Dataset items
>>>

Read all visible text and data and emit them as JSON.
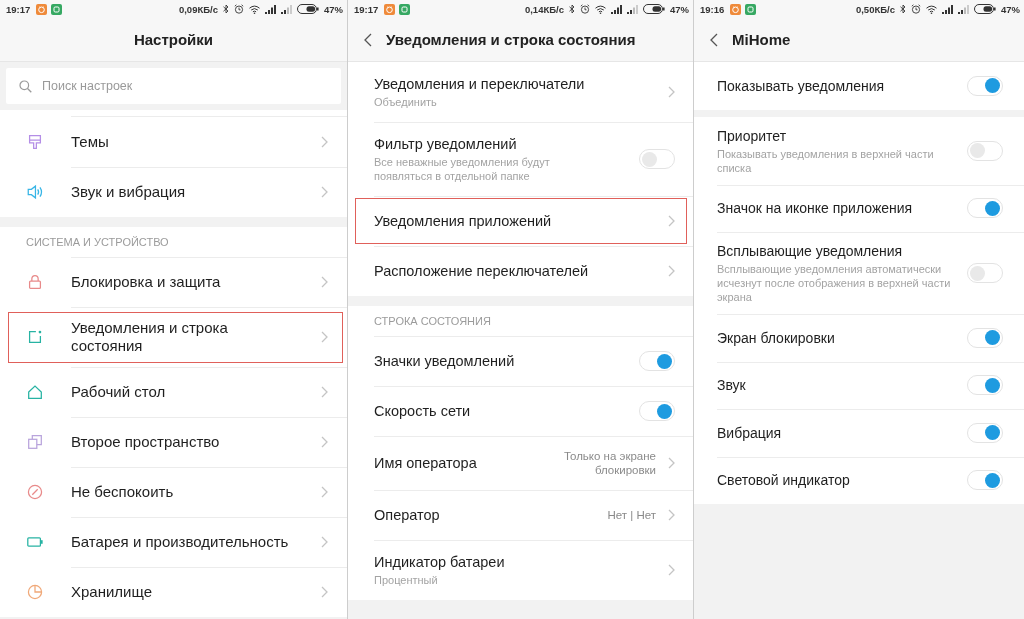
{
  "screens": [
    {
      "status_bar": {
        "time": "19:17",
        "network_speed": "0,09КБ/с",
        "battery": "47%"
      },
      "header": {
        "title": "Настройки",
        "back": false
      },
      "search": {
        "placeholder": "Поиск настроек"
      },
      "sections": [
        {
          "items": [
            {
              "kind": "icon_link",
              "label": "Темы",
              "highlighted": false
            },
            {
              "kind": "icon_link",
              "label": "Звук и вибрация",
              "highlighted": false
            }
          ]
        },
        {
          "heading": "СИСТЕМА И УСТРОЙСТВО",
          "items": [
            {
              "kind": "icon_link",
              "label": "Блокировка и защита",
              "highlighted": false
            },
            {
              "kind": "icon_link",
              "label": "Уведомления и строка состояния",
              "highlighted": true
            },
            {
              "kind": "icon_link",
              "label": "Рабочий стол",
              "highlighted": false
            },
            {
              "kind": "icon_link",
              "label": "Второе пространство",
              "highlighted": false
            },
            {
              "kind": "icon_link",
              "label": "Не беспокоить",
              "highlighted": false
            },
            {
              "kind": "icon_link",
              "label": "Батарея и производительность",
              "highlighted": false
            },
            {
              "kind": "icon_link",
              "label": "Хранилище",
              "highlighted": false
            }
          ]
        }
      ]
    },
    {
      "status_bar": {
        "time": "19:17",
        "network_speed": "0,14КБ/с",
        "battery": "47%"
      },
      "header": {
        "title": "Уведомления и строка состояния",
        "back": true
      },
      "sections": [
        {
          "items": [
            {
              "kind": "link",
              "label": "Уведомления и переключатели",
              "subtitle": "Объединить",
              "highlighted": false
            },
            {
              "kind": "toggle",
              "label": "Фильтр уведомлений",
              "subtitle": "Все неважные уведомления будут появляться в отдельной папке",
              "on": false,
              "highlighted": false
            },
            {
              "kind": "link",
              "label": "Уведомления приложений",
              "highlighted": true
            },
            {
              "kind": "link",
              "label": "Расположение переключателей",
              "highlighted": false
            }
          ]
        },
        {
          "heading": "СТРОКА СОСТОЯНИЯ",
          "items": [
            {
              "kind": "toggle",
              "label": "Значки уведомлений",
              "on": true,
              "highlighted": false
            },
            {
              "kind": "toggle",
              "label": "Скорость сети",
              "on": true,
              "highlighted": false
            },
            {
              "kind": "link",
              "label": "Имя оператора",
              "value": "Только на экране блокировки",
              "highlighted": false
            },
            {
              "kind": "link",
              "label": "Оператор",
              "value": "Нет | Нет",
              "highlighted": false
            },
            {
              "kind": "link",
              "label": "Индикатор батареи",
              "subtitle": "Процентный",
              "highlighted": false
            }
          ]
        }
      ]
    },
    {
      "status_bar": {
        "time": "19:16",
        "network_speed": "0,50КБ/с",
        "battery": "47%"
      },
      "header": {
        "title": "MiHome",
        "back": true
      },
      "sections": [
        {
          "items": [
            {
              "kind": "toggle",
              "label": "Показывать уведомления",
              "on": true,
              "highlighted": false
            }
          ]
        },
        {
          "items": [
            {
              "kind": "toggle",
              "label": "Приоритет",
              "subtitle": "Показывать уведомления в верхней части списка",
              "on": false,
              "highlighted": false
            },
            {
              "kind": "toggle",
              "label": "Значок на иконке приложения",
              "on": true,
              "highlighted": false
            },
            {
              "kind": "toggle",
              "label": "Всплывающие уведомления",
              "subtitle": "Всплывающие уведомления автоматически исчезнут после отображения в верхней части экрана",
              "on": false,
              "highlighted": false
            },
            {
              "kind": "toggle",
              "label": "Экран блокировки",
              "on": true,
              "highlighted": false
            },
            {
              "kind": "toggle",
              "label": "Звук",
              "on": true,
              "highlighted": false
            },
            {
              "kind": "toggle",
              "label": "Вибрация",
              "on": true,
              "highlighted": false
            },
            {
              "kind": "toggle",
              "label": "Световой индикатор",
              "on": true,
              "highlighted": false
            }
          ]
        }
      ]
    }
  ]
}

<<<

# Exercise aim
Pick out lines containing the word "уведомлений", each one as written.

# Result of this task
              "label": "Фильтр уведомлений",
              "label": "Значки уведомлений",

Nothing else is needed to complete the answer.